# [Directions for this task]
Return the full material exactly.

>> begin Dataset records

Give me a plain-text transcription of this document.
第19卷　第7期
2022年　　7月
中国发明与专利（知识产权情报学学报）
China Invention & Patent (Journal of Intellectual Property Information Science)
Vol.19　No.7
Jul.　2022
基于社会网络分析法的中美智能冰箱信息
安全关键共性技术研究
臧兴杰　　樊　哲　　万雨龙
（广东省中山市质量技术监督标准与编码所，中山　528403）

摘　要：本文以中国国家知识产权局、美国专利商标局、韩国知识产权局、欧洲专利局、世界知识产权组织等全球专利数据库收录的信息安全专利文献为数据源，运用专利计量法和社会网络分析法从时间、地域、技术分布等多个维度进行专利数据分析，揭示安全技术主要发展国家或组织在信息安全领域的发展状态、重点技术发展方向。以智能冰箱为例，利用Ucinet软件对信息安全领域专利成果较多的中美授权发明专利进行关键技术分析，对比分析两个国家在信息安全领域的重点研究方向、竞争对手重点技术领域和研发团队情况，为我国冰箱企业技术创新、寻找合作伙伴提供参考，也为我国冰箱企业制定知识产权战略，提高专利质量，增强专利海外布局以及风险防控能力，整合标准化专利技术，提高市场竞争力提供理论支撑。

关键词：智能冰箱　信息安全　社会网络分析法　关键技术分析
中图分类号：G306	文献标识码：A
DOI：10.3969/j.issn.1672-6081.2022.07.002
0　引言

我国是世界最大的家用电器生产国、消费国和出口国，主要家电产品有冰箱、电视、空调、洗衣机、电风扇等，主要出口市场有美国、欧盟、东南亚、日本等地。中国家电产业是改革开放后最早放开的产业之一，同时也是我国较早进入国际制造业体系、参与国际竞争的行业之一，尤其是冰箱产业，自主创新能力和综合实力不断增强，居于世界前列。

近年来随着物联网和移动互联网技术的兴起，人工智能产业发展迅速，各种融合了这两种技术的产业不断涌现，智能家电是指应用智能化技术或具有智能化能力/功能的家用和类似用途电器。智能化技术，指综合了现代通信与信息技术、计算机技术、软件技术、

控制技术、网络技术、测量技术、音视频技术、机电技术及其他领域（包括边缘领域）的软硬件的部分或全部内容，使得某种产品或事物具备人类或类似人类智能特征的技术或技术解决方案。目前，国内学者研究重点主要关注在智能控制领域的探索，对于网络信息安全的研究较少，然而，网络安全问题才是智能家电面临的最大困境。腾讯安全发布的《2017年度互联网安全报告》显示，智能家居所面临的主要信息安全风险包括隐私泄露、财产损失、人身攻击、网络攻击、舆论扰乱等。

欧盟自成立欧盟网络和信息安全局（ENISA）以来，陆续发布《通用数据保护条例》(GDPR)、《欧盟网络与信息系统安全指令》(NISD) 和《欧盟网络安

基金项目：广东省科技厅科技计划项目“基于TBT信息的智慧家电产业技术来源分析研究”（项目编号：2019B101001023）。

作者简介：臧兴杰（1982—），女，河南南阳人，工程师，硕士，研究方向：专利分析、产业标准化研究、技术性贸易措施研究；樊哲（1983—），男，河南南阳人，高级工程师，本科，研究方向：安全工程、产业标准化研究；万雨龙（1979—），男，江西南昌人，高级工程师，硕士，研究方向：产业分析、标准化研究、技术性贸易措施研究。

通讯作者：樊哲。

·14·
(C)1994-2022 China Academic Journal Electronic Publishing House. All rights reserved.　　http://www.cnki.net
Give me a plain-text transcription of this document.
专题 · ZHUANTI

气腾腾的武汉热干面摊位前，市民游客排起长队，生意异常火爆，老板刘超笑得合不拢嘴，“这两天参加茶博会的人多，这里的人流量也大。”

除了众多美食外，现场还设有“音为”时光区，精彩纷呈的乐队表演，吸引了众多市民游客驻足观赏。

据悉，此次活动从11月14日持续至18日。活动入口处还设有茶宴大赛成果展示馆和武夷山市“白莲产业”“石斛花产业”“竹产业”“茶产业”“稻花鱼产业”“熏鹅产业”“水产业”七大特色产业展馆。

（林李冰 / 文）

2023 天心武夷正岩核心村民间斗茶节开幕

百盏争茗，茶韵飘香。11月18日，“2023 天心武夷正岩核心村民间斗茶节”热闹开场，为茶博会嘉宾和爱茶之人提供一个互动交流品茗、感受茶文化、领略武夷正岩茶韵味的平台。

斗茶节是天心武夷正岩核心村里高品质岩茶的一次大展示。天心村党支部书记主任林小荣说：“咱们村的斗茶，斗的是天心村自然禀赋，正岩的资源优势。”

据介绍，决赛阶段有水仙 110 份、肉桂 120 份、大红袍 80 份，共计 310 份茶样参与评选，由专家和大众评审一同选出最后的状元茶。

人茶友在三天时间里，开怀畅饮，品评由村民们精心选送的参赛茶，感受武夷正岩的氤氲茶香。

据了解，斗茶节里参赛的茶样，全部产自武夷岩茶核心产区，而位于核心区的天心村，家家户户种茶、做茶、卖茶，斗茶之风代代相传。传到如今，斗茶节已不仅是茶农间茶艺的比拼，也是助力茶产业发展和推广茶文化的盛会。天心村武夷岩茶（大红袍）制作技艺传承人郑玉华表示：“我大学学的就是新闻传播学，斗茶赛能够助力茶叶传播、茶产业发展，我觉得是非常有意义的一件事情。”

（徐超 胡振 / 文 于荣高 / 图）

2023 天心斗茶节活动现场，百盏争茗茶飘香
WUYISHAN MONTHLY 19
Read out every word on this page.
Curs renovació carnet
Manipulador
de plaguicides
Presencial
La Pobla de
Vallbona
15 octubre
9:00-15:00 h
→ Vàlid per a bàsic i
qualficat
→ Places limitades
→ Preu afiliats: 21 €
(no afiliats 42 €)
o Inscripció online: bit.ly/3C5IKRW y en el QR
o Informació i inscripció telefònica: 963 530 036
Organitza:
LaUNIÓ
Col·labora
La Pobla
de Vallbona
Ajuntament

>> end Dataset records

# [Result of this exercise]
Give me a plain-text transcription of this document.
第19卷　第7期
2022年　　7月
中国发明与专利（知识产权情报学学报）
China Invention & Patent (Journal of Intellectual Property Information Science)
Vol.19　No.7
Jul.　2022
基于社会网络分析法的中美智能冰箱信息
安全关键共性技术研究
臧兴杰　　樊　哲　　万雨龙
（广东省中山市质量技术监督标准与编码所，中山　528403）

摘　要：本文以中国国家知识产权局、美国专利商标局、韩国知识产权局、欧洲专利局、世界知识产权组织等全球专利数据库收录的信息安全专利文献为数据源，运用专利计量法和社会网络分析法从时间、地域、技术分布等多个维度进行专利数据分析，揭示安全技术主要发展国家或组织在信息安全领域的发展状态、重点技术发展方向。以智能冰箱为例，利用Ucinet软件对信息安全领域专利成果较多的中美授权发明专利进行关键技术分析，对比分析两个国家在信息安全领域的重点研究方向、竞争对手重点技术领域和研发团队情况，为我国冰箱企业技术创新、寻找合作伙伴提供参考，也为我国冰箱企业制定知识产权战略，提高专利质量，增强专利海外布局以及风险防控能力，整合标准化专利技术，提高市场竞争力提供理论支撑。

关键词：智能冰箱　信息安全　社会网络分析法　关键技术分析
中图分类号：G306	文献标识码：A
DOI：10.3969/j.issn.1672-6081.2022.07.002
0　引言

我国是世界最大的家用电器生产国、消费国和出口国，主要家电产品有冰箱、电视、空调、洗衣机、电风扇等，主要出口市场有美国、欧盟、东南亚、日本等地。中国家电产业是改革开放后最早放开的产业之一，同时也是我国较早进入国际制造业体系、参与国际竞争的行业之一，尤其是冰箱产业，自主创新能力和综合实力不断增强，居于世界前列。

近年来随着物联网和移动互联网技术的兴起，人工智能产业发展迅速，各种融合了这两种技术的产业不断涌现，智能家电是指应用智能化技术或具有智能化能力/功能的家用和类似用途电器。智能化技术，指综合了现代通信与信息技术、计算机技术、软件技术、

控制技术、网络技术、测量技术、音视频技术、机电技术及其他领域（包括边缘领域）的软硬件的部分或全部内容，使得某种产品或事物具备人类或类似人类智能特征的技术或技术解决方案。目前，国内学者研究重点主要关注在智能控制领域的探索，对于网络信息安全的研究较少，然而，网络安全问题才是智能家电面临的最大困境。腾讯安全发布的《2017年度互联网安全报告》显示，智能家居所面临的主要信息安全风险包括隐私泄露、财产损失、人身攻击、网络攻击、舆论扰乱等。

欧盟自成立欧盟网络和信息安全局（ENISA）以来，陆续发布《通用数据保护条例》(GDPR)、《欧盟网络与信息系统安全指令》(NISD) 和《欧盟网络安

基金项目：广东省科技厅科技计划项目“基于TBT信息的智慧家电产业技术来源分析研究”（项目编号：2019B101001023）。

作者简介：臧兴杰（1982—），女，河南南阳人，工程师，硕士，研究方向：专利分析、产业标准化研究、技术性贸易措施研究；樊哲（1983—），男，河南南阳人，高级工程师，本科，研究方向：安全工程、产业标准化研究；万雨龙（1979—），男，江西南昌人，高级工程师，硕士，研究方向：产业分析、标准化研究、技术性贸易措施研究。

通讯作者：樊哲。

·14·
(C)1994-2022 China Academic Journal Electronic Publishing House. All rights reserved.　　http://www.cnki.net
Give me a plain-text transcription of this document.
专题 · ZHUANTI

气腾腾的武汉热干面摊位前，市民游客排起长队，生意异常火爆，老板刘超笑得合不拢嘴，“这两天参加茶博会的人多，这里的人流量也大。”

除了众多美食外，现场还设有“音为”时光区，精彩纷呈的乐队表演，吸引了众多市民游客驻足观赏。

据悉，此次活动从11月14日持续至18日。活动入口处还设有茶宴大赛成果展示馆和武夷山市“白莲产业”“石斛花产业”“竹产业”“茶产业”“稻花鱼产业”“熏鹅产业”“水产业”七大特色产业展馆。

（林李冰 / 文）

2023 天心武夷正岩核心村民间斗茶节开幕

百盏争茗，茶韵飘香。11月18日，“2023 天心武夷正岩核心村民间斗茶节”热闹开场，为茶博会嘉宾和爱茶之人提供一个互动交流品茗、感受茶文化、领略武夷正岩茶韵味的平台。

斗茶节是天心武夷正岩核心村里高品质岩茶的一次大展示。天心村党支部书记主任林小荣说：“咱们村的斗茶，斗的是天心村自然禀赋，正岩的资源优势。”

据介绍，决赛阶段有水仙 110 份、肉桂 120 份、大红袍 80 份，共计 310 份茶样参与评选，由专家和大众评审一同选出最后的状元茶。

人茶友在三天时间里，开怀畅饮，品评由村民们精心选送的参赛茶，感受武夷正岩的氤氲茶香。

据了解，斗茶节里参赛的茶样，全部产自武夷岩茶核心产区，而位于核心区的天心村，家家户户种茶、做茶、卖茶，斗茶之风代代相传。传到如今，斗茶节已不仅是茶农间茶艺的比拼，也是助力茶产业发展和推广茶文化的盛会。天心村武夷岩茶（大红袍）制作技艺传承人郑玉华表示：“我大学学的就是新闻传播学，斗茶赛能够助力茶叶传播、茶产业发展，我觉得是非常有意义的一件事情。”

（徐超 胡振 / 文 于荣高 / 图）

2023 天心斗茶节活动现场，百盏争茗茶飘香
WUYISHAN MONTHLY 19
Read out every word on this page.
Curs renovació carnet
Manipulador
de plaguicides
Presencial
La Pobla de
Vallbona
15 octubre
9:00-15:00 h
→ Vàlid per a bàsic i
qualficat
→ Places limitades
→ Preu afiliats: 21 €
(no afiliats 42 €)
o Inscripció online: bit.ly/3C5IKRW y en el QR
o Informació i inscripció telefònica: 963 530 036
Organitza:
LaUNIÓ
Col·labora
La Pobla
de Vallbona
Ajuntament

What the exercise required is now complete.